- _Exercise requirements_: Below are some records; reproduce every one of them exactly.
═══ Stored rows ═══
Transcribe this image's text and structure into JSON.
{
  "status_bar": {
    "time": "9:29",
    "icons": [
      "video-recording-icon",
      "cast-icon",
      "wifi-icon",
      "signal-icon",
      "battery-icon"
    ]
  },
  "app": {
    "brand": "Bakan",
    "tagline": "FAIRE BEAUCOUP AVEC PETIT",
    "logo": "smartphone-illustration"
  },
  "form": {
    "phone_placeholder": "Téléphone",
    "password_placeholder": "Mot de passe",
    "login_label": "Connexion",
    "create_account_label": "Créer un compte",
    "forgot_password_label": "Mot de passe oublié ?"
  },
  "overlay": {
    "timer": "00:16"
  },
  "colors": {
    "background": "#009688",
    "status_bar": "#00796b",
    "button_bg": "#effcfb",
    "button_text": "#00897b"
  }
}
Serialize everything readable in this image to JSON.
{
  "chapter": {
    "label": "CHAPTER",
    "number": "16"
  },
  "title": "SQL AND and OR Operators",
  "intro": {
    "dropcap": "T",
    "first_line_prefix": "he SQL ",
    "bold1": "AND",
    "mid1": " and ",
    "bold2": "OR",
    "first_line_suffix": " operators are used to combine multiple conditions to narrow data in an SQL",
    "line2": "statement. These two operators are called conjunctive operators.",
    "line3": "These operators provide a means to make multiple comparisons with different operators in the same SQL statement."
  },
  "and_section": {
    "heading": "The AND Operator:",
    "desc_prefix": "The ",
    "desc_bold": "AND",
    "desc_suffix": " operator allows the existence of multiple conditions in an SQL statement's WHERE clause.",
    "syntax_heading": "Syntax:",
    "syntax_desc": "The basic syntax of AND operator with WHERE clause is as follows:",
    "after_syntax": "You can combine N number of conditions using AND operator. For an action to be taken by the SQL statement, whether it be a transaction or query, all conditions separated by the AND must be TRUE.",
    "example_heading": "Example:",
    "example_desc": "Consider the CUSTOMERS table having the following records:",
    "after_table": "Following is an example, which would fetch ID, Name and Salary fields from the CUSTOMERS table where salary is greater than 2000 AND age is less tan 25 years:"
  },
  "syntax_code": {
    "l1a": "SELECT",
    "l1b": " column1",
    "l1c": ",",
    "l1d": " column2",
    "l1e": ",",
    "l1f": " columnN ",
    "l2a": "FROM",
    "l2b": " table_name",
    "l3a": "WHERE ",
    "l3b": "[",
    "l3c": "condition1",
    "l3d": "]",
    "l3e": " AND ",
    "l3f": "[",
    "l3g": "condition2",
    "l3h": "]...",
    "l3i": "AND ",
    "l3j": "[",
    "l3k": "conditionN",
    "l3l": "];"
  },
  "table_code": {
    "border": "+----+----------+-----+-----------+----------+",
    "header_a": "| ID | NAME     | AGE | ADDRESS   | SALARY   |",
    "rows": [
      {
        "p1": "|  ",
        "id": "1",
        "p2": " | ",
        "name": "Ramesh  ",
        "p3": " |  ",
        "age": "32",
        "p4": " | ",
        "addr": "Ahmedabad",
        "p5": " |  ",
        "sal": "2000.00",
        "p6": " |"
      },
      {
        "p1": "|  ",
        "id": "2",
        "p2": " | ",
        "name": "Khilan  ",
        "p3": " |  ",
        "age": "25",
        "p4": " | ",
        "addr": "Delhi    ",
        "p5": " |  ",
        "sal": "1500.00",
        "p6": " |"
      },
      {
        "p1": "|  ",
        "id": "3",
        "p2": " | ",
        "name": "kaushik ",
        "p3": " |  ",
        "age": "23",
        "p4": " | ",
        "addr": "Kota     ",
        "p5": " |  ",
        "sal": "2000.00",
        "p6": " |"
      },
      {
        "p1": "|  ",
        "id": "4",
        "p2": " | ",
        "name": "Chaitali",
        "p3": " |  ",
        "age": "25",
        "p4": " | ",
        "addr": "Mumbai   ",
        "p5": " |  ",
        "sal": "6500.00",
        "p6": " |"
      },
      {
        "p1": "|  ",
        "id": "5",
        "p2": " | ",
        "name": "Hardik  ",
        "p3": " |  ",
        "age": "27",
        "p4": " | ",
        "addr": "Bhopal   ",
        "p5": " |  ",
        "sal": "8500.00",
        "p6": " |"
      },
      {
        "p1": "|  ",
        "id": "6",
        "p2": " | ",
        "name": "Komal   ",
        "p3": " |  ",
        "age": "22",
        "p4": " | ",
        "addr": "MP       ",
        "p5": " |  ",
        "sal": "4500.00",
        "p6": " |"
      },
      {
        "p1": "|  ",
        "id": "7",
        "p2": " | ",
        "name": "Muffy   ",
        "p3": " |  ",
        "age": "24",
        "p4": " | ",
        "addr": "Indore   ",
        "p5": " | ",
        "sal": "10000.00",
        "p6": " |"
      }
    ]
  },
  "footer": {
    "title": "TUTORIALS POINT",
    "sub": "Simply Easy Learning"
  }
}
═══
- _Response below_:
Transcribe this image's text and structure into JSON.
{
  "status_bar": {
    "time": "9:29",
    "icons": [
      "video-recording-icon",
      "cast-icon",
      "wifi-icon",
      "signal-icon",
      "battery-icon"
    ]
  },
  "app": {
    "brand": "Bakan",
    "tagline": "FAIRE BEAUCOUP AVEC PETIT",
    "logo": "smartphone-illustration"
  },
  "form": {
    "phone_placeholder": "Téléphone",
    "password_placeholder": "Mot de passe",
    "login_label": "Connexion",
    "create_account_label": "Créer un compte",
    "forgot_password_label": "Mot de passe oublié ?"
  },
  "overlay": {
    "timer": "00:16"
  },
  "colors": {
    "background": "#009688",
    "status_bar": "#00796b",
    "button_bg": "#effcfb",
    "button_text": "#00897b"
  }
}
Serialize everything readable in this image to JSON.
{
  "chapter": {
    "label": "CHAPTER",
    "number": "16"
  },
  "title": "SQL AND and OR Operators",
  "intro": {
    "dropcap": "T",
    "first_line_prefix": "he SQL ",
    "bold1": "AND",
    "mid1": " and ",
    "bold2": "OR",
    "first_line_suffix": " operators are used to combine multiple conditions to narrow data in an SQL",
    "line2": "statement. These two operators are called conjunctive operators.",
    "line3": "These operators provide a means to make multiple comparisons with different operators in the same SQL statement."
  },
  "and_section": {
    "heading": "The AND Operator:",
    "desc_prefix": "The ",
    "desc_bold": "AND",
    "desc_suffix": " operator allows the existence of multiple conditions in an SQL statement's WHERE clause.",
    "syntax_heading": "Syntax:",
    "syntax_desc": "The basic syntax of AND operator with WHERE clause is as follows:",
    "after_syntax": "You can combine N number of conditions using AND operator. For an action to be taken by the SQL statement, whether it be a transaction or query, all conditions separated by the AND must be TRUE.",
    "example_heading": "Example:",
    "example_desc": "Consider the CUSTOMERS table having the following records:",
    "after_table": "Following is an example, which would fetch ID, Name and Salary fields from the CUSTOMERS table where salary is greater than 2000 AND age is less tan 25 years:"
  },
  "syntax_code": {
    "l1a": "SELECT",
    "l1b": " column1",
    "l1c": ",",
    "l1d": " column2",
    "l1e": ",",
    "l1f": " columnN ",
    "l2a": "FROM",
    "l2b": " table_name",
    "l3a": "WHERE ",
    "l3b": "[",
    "l3c": "condition1",
    "l3d": "]",
    "l3e": " AND ",
    "l3f": "[",
    "l3g": "condition2",
    "l3h": "]...",
    "l3i": "AND ",
    "l3j": "[",
    "l3k": "conditionN",
    "l3l": "];"
  },
  "table_code": {
    "border": "+----+----------+-----+-----------+----------+",
    "header_a": "| ID | NAME     | AGE | ADDRESS   | SALARY   |",
    "rows": [
      {
        "p1": "|  ",
        "id": "1",
        "p2": " | ",
        "name": "Ramesh  ",
        "p3": " |  ",
        "age": "32",
        "p4": " | ",
        "addr": "Ahmedabad",
        "p5": " |  ",
        "sal": "2000.00",
        "p6": " |"
      },
      {
        "p1": "|  ",
        "id": "2",
        "p2": " | ",
        "name": "Khilan  ",
        "p3": " |  ",
        "age": "25",
        "p4": " | ",
        "addr": "Delhi    ",
        "p5": " |  ",
        "sal": "1500.00",
        "p6": " |"
      },
      {
        "p1": "|  ",
        "id": "3",
        "p2": " | ",
        "name": "kaushik ",
        "p3": " |  ",
        "age": "23",
        "p4": " | ",
        "addr": "Kota     ",
        "p5": " |  ",
        "sal": "2000.00",
        "p6": " |"
      },
      {
        "p1": "|  ",
        "id": "4",
        "p2": " | ",
        "name": "Chaitali",
        "p3": " |  ",
        "age": "25",
        "p4": " | ",
        "addr": "Mumbai   ",
        "p5": " |  ",
        "sal": "6500.00",
        "p6": " |"
      },
      {
        "p1": "|  ",
        "id": "5",
        "p2": " | ",
        "name": "Hardik  ",
        "p3": " |  ",
        "age": "27",
        "p4": " | ",
        "addr": "Bhopal   ",
        "p5": " |  ",
        "sal": "8500.00",
        "p6": " |"
      },
      {
        "p1": "|  ",
        "id": "6",
        "p2": " | ",
        "name": "Komal   ",
        "p3": " |  ",
        "age": "22",
        "p4": " | ",
        "addr": "MP       ",
        "p5": " |  ",
        "sal": "4500.00",
        "p6": " |"
      },
      {
        "p1": "|  ",
        "id": "7",
        "p2": " | ",
        "name": "Muffy   ",
        "p3": " |  ",
        "age": "24",
        "p4": " | ",
        "addr": "Indore   ",
        "p5": " | ",
        "sal": "10000.00",
        "p6": " |"
      }
    ]
  },
  "footer": {
    "title": "TUTORIALS POINT",
    "sub": "Simply Easy Learning"
  }
}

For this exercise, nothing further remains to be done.